▸ SUPPLIED DATA:
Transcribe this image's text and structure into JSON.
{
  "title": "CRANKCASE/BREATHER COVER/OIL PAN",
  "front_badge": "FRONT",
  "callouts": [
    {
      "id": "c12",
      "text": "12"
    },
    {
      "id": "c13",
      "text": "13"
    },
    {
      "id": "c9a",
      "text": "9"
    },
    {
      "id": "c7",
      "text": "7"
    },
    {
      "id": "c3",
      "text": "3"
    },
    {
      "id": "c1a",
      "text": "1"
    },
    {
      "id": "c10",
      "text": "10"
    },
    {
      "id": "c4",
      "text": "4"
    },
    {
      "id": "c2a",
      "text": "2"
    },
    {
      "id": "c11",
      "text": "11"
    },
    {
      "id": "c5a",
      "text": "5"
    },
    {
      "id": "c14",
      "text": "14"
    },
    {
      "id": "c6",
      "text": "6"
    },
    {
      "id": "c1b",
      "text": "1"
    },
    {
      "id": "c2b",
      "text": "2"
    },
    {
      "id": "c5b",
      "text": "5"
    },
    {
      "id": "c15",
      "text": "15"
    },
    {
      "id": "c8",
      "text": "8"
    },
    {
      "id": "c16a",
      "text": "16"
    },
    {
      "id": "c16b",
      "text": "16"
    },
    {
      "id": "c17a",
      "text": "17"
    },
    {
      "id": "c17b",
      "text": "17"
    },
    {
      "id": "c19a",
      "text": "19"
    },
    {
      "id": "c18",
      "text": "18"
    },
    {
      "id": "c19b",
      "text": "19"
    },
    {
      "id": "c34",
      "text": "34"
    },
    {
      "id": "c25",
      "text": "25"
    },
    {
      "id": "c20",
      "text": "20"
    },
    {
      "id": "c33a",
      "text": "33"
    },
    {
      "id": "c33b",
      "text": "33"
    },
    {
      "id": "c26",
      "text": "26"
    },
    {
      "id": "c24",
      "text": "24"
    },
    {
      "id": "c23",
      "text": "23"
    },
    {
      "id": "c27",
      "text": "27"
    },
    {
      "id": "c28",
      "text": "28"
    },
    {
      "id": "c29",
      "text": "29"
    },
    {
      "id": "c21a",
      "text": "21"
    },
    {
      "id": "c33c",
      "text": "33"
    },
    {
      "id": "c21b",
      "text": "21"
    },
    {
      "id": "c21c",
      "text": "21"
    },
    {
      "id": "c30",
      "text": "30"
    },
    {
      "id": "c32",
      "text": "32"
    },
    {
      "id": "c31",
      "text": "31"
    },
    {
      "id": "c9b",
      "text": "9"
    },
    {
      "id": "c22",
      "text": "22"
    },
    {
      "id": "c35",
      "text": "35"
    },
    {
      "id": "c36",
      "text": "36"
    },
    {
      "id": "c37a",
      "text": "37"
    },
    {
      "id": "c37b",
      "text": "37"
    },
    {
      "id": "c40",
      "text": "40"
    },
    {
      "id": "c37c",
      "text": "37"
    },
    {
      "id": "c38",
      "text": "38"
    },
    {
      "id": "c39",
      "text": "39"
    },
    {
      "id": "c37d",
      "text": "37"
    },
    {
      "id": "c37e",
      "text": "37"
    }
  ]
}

▸ WHAT THE TASK ASKS: Give the complete listing a second time, exactly as it reads.

▸ CORRECT RESULT:
Transcribe this image's text and structure into JSON.
{
  "title": "CRANKCASE/BREATHER COVER/OIL PAN",
  "front_badge": "FRONT",
  "callouts": [
    {
      "id": "c12",
      "text": "12"
    },
    {
      "id": "c13",
      "text": "13"
    },
    {
      "id": "c9a",
      "text": "9"
    },
    {
      "id": "c7",
      "text": "7"
    },
    {
      "id": "c3",
      "text": "3"
    },
    {
      "id": "c1a",
      "text": "1"
    },
    {
      "id": "c10",
      "text": "10"
    },
    {
      "id": "c4",
      "text": "4"
    },
    {
      "id": "c2a",
      "text": "2"
    },
    {
      "id": "c11",
      "text": "11"
    },
    {
      "id": "c5a",
      "text": "5"
    },
    {
      "id": "c14",
      "text": "14"
    },
    {
      "id": "c6",
      "text": "6"
    },
    {
      "id": "c1b",
      "text": "1"
    },
    {
      "id": "c2b",
      "text": "2"
    },
    {
      "id": "c5b",
      "text": "5"
    },
    {
      "id": "c15",
      "text": "15"
    },
    {
      "id": "c8",
      "text": "8"
    },
    {
      "id": "c16a",
      "text": "16"
    },
    {
      "id": "c16b",
      "text": "16"
    },
    {
      "id": "c17a",
      "text": "17"
    },
    {
      "id": "c17b",
      "text": "17"
    },
    {
      "id": "c19a",
      "text": "19"
    },
    {
      "id": "c18",
      "text": "18"
    },
    {
      "id": "c19b",
      "text": "19"
    },
    {
      "id": "c34",
      "text": "34"
    },
    {
      "id": "c25",
      "text": "25"
    },
    {
      "id": "c20",
      "text": "20"
    },
    {
      "id": "c33a",
      "text": "33"
    },
    {
      "id": "c33b",
      "text": "33"
    },
    {
      "id": "c26",
      "text": "26"
    },
    {
      "id": "c24",
      "text": "24"
    },
    {
      "id": "c23",
      "text": "23"
    },
    {
      "id": "c27",
      "text": "27"
    },
    {
      "id": "c28",
      "text": "28"
    },
    {
      "id": "c29",
      "text": "29"
    },
    {
      "id": "c21a",
      "text": "21"
    },
    {
      "id": "c33c",
      "text": "33"
    },
    {
      "id": "c21b",
      "text": "21"
    },
    {
      "id": "c21c",
      "text": "21"
    },
    {
      "id": "c30",
      "text": "30"
    },
    {
      "id": "c32",
      "text": "32"
    },
    {
      "id": "c31",
      "text": "31"
    },
    {
      "id": "c9b",
      "text": "9"
    },
    {
      "id": "c22",
      "text": "22"
    },
    {
      "id": "c35",
      "text": "35"
    },
    {
      "id": "c36",
      "text": "36"
    },
    {
      "id": "c37a",
      "text": "37"
    },
    {
      "id": "c37b",
      "text": "37"
    },
    {
      "id": "c40",
      "text": "40"
    },
    {
      "id": "c37c",
      "text": "37"
    },
    {
      "id": "c38",
      "text": "38"
    },
    {
      "id": "c39",
      "text": "39"
    },
    {
      "id": "c37d",
      "text": "37"
    },
    {
      "id": "c37e",
      "text": "37"
    }
  ]
}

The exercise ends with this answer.